#### [Excerpted records]
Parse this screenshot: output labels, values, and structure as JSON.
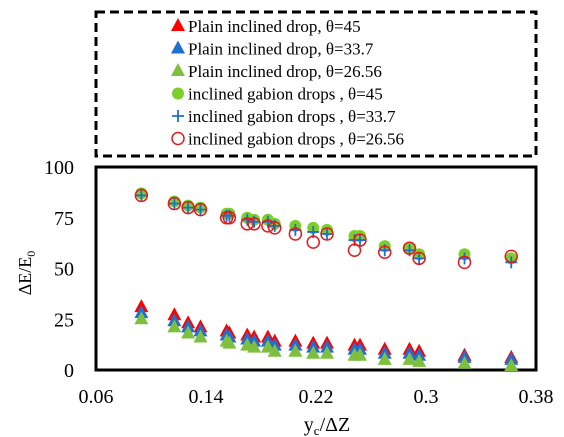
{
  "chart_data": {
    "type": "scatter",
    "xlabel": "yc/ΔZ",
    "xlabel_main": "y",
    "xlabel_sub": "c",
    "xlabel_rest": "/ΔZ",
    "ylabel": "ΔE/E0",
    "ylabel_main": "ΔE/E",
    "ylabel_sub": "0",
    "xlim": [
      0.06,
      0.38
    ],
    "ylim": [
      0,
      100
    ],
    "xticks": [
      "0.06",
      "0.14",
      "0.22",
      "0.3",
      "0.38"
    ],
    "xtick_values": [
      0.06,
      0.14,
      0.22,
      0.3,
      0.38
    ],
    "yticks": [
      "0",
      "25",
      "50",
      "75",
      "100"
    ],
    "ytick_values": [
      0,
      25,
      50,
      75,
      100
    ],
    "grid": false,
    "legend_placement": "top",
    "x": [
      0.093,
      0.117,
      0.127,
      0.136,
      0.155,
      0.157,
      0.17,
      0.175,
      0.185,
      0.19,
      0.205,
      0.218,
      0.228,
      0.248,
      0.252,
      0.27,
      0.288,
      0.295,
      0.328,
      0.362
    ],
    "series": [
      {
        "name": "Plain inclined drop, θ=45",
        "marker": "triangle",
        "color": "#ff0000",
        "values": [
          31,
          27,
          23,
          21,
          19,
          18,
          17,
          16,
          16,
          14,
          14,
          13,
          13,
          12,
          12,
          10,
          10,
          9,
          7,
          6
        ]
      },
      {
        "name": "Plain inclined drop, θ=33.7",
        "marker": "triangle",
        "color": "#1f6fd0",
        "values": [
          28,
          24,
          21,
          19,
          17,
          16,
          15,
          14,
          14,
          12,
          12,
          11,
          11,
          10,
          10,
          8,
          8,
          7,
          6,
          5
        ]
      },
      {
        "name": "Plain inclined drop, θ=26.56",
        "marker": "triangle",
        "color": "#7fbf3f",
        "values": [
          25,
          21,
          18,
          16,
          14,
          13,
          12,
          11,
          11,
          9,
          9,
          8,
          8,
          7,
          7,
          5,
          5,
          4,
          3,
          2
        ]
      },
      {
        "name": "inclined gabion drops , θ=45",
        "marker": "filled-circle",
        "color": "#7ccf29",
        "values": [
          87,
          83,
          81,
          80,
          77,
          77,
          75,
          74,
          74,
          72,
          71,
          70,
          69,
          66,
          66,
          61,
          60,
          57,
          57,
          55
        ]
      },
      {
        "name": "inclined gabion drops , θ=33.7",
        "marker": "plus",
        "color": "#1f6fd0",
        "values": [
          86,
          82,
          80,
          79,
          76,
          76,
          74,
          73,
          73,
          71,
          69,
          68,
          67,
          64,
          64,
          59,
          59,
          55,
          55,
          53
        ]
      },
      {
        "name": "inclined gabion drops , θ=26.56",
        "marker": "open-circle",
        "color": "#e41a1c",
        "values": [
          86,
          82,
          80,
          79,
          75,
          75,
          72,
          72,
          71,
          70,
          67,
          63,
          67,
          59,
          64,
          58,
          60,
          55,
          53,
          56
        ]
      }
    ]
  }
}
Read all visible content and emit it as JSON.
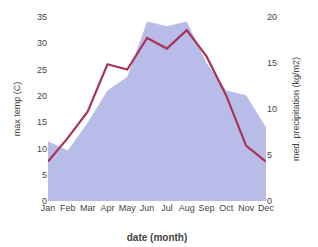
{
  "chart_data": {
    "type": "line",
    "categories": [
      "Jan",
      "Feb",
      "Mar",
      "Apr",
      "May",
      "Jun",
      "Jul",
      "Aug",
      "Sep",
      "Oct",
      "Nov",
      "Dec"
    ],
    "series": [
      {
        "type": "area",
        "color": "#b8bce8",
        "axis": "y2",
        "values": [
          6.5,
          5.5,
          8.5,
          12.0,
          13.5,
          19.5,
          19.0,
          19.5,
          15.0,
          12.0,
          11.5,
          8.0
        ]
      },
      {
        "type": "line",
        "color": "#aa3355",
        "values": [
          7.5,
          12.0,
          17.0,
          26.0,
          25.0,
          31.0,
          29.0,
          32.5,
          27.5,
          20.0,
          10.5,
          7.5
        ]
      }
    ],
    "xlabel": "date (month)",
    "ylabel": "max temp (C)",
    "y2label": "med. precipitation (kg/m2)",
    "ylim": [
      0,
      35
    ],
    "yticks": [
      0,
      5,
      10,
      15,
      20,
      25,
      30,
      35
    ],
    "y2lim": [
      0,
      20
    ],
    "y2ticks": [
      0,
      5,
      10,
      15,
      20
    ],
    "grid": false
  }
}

#### [What the task asks]
Return every line above that contains the word "JSON".

#### [Exercise solution]
Parse this screenshot: output labels, values, and structure as JSON.
Read all visible content and emit it as JSON.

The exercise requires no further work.